## The request:
Go through the entries below and pick out every line with "arrow".

## Data listing:
--------------------------------------------------

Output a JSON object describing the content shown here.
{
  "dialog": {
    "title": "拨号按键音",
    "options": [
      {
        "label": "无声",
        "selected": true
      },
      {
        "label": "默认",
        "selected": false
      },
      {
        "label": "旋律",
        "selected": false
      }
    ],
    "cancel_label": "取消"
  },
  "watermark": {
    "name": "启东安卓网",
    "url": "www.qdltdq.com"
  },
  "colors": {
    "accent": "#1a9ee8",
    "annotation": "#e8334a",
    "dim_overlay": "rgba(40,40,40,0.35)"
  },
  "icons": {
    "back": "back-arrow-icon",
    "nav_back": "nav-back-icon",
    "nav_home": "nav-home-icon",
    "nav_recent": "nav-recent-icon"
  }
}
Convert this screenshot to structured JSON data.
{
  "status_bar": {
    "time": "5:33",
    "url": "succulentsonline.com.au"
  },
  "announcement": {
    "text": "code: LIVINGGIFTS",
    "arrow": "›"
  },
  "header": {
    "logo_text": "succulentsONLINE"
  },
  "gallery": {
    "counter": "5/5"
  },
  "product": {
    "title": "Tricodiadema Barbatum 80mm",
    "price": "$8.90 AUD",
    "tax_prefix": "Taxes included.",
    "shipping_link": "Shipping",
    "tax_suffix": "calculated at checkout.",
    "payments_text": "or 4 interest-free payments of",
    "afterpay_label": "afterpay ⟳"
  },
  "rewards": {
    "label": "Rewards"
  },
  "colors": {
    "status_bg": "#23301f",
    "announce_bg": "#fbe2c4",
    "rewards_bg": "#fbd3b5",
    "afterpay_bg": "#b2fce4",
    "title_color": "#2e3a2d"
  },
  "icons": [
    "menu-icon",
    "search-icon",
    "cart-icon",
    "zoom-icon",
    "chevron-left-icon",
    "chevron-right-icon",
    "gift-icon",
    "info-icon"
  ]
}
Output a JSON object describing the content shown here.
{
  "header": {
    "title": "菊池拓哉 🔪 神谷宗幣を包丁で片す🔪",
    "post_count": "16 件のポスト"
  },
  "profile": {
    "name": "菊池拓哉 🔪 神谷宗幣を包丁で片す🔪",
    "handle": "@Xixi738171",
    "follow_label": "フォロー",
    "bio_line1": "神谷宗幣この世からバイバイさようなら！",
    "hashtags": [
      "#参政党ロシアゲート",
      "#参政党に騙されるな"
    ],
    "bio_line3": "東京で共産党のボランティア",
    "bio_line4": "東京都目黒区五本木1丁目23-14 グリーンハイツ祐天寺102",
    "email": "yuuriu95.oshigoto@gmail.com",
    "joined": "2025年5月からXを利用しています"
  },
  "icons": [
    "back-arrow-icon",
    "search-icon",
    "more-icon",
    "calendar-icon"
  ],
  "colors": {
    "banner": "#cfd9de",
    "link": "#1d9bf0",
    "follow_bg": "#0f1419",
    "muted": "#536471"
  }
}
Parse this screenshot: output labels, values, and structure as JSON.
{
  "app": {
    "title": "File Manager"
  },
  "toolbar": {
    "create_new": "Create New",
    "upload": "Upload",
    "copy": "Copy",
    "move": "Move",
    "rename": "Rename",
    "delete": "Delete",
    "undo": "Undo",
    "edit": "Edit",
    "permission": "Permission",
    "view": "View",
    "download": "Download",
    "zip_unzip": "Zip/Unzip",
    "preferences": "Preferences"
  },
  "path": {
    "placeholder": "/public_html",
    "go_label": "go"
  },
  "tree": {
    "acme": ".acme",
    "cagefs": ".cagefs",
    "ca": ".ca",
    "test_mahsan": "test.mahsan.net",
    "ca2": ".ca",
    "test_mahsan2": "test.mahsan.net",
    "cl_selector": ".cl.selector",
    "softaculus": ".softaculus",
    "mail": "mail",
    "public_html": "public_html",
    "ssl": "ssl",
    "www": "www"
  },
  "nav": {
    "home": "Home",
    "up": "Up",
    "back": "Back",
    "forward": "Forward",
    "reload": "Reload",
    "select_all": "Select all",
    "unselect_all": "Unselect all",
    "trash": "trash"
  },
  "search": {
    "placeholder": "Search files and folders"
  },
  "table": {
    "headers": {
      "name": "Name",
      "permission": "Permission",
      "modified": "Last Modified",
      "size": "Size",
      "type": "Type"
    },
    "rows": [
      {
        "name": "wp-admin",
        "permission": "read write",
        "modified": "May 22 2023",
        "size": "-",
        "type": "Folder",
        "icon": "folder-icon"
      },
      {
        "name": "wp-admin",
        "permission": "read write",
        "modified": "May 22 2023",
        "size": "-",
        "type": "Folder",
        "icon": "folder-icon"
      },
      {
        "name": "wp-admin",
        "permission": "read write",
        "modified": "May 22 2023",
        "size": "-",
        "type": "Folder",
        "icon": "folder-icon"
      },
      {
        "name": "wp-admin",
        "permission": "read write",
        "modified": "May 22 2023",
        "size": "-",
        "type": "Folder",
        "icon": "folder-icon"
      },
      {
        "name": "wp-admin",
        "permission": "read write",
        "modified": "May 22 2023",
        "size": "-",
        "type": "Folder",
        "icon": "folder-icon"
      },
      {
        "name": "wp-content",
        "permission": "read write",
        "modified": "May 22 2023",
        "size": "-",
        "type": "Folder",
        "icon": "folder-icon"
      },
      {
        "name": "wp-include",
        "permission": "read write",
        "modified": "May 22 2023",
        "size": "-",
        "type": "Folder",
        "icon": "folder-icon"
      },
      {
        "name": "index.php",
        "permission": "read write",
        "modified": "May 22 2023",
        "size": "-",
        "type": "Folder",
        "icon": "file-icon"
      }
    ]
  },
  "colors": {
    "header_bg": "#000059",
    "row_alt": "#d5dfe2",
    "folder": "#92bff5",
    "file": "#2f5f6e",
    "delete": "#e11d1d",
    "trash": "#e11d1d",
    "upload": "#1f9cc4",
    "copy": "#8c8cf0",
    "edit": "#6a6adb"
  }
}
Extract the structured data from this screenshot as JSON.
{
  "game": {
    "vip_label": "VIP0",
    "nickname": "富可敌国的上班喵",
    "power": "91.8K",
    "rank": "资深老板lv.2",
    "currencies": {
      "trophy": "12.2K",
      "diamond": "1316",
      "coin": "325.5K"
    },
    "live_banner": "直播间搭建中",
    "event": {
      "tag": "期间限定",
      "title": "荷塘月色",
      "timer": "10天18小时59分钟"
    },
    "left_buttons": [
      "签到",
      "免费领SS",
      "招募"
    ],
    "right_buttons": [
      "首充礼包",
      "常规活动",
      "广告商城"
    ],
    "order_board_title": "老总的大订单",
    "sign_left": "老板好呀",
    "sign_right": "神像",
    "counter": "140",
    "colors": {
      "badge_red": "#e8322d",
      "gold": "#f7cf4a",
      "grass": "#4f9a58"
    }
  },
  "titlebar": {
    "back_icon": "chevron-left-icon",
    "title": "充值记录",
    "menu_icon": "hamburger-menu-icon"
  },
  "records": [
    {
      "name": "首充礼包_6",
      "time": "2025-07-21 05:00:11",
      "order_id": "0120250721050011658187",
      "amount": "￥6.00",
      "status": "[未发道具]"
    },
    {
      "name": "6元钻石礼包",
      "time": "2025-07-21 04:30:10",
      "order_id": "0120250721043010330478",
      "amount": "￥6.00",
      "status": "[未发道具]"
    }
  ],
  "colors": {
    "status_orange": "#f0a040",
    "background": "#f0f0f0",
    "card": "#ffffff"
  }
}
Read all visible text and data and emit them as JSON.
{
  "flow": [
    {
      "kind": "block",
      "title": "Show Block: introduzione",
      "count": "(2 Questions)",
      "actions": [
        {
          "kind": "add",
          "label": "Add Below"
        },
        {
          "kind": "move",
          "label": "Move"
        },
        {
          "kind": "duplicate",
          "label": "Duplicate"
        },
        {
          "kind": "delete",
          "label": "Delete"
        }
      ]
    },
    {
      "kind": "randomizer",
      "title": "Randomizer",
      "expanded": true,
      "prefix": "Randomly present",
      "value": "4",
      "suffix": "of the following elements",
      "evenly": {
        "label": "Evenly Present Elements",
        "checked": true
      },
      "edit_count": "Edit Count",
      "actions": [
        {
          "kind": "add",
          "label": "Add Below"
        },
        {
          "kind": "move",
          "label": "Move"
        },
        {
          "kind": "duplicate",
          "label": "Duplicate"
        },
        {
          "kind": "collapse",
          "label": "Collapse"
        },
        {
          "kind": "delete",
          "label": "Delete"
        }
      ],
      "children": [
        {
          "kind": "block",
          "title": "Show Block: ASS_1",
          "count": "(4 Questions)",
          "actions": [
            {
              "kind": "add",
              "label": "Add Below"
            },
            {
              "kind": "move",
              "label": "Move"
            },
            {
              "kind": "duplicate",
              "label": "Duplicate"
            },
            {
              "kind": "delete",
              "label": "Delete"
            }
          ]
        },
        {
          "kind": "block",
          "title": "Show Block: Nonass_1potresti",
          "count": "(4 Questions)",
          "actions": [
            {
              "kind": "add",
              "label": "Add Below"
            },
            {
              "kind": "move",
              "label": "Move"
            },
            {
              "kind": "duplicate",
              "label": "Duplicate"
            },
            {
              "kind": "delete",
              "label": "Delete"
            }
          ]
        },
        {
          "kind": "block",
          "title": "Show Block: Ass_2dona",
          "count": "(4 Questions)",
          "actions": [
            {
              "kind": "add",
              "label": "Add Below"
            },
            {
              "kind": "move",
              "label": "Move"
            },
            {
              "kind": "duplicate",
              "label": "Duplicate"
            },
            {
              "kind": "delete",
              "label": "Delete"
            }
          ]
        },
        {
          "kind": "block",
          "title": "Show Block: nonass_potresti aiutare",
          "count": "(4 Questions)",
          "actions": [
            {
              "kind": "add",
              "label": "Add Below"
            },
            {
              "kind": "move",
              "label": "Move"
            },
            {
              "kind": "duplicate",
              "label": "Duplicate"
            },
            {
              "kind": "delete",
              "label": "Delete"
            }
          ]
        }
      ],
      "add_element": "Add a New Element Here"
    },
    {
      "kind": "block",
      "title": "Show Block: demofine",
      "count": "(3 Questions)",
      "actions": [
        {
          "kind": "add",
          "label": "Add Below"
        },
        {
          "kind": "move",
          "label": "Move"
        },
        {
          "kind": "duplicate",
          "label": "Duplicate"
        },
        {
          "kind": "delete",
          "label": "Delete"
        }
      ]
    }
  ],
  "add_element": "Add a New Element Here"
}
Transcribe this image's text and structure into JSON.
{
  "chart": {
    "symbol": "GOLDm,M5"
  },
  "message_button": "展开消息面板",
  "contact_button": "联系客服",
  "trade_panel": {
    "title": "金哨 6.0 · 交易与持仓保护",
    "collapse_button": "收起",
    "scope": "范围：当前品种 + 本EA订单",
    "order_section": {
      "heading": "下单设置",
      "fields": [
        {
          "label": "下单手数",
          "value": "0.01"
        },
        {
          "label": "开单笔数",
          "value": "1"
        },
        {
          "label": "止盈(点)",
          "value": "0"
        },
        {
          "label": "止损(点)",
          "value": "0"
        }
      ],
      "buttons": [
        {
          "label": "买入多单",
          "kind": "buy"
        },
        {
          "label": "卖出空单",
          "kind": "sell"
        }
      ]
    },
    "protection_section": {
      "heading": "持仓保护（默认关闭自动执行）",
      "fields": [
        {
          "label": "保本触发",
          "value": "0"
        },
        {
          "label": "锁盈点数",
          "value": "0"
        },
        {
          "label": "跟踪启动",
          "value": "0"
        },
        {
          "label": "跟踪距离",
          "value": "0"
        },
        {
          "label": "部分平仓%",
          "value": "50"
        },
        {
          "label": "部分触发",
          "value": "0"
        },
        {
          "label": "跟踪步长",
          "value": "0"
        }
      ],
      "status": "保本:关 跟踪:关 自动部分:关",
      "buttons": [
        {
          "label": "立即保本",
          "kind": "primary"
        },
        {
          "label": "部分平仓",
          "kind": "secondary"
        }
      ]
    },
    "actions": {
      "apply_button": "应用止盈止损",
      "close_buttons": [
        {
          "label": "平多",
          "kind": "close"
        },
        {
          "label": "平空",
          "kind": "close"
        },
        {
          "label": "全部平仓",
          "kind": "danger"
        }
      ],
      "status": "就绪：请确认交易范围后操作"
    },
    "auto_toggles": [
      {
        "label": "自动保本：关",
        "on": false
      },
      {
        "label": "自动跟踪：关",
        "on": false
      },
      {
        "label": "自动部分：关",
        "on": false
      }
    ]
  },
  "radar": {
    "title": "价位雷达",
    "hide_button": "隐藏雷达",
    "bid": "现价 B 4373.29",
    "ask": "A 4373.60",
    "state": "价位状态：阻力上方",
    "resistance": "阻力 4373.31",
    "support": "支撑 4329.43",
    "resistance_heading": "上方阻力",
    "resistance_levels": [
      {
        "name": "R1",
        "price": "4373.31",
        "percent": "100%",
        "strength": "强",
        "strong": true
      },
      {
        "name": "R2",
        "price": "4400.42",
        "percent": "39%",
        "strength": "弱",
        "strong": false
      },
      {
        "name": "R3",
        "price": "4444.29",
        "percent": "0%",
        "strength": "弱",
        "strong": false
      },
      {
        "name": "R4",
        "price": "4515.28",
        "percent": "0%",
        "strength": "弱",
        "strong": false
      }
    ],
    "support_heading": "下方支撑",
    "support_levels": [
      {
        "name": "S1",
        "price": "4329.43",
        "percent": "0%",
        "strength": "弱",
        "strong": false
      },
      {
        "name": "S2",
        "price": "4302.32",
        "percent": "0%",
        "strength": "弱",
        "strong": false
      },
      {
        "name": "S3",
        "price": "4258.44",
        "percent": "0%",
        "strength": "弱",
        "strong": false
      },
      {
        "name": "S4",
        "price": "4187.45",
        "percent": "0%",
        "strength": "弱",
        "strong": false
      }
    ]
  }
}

--------------------------------------------------

## Completed exercise:
    "back": "back-arrow-icon",
    "arrow": "›"
    "back-arrow-icon",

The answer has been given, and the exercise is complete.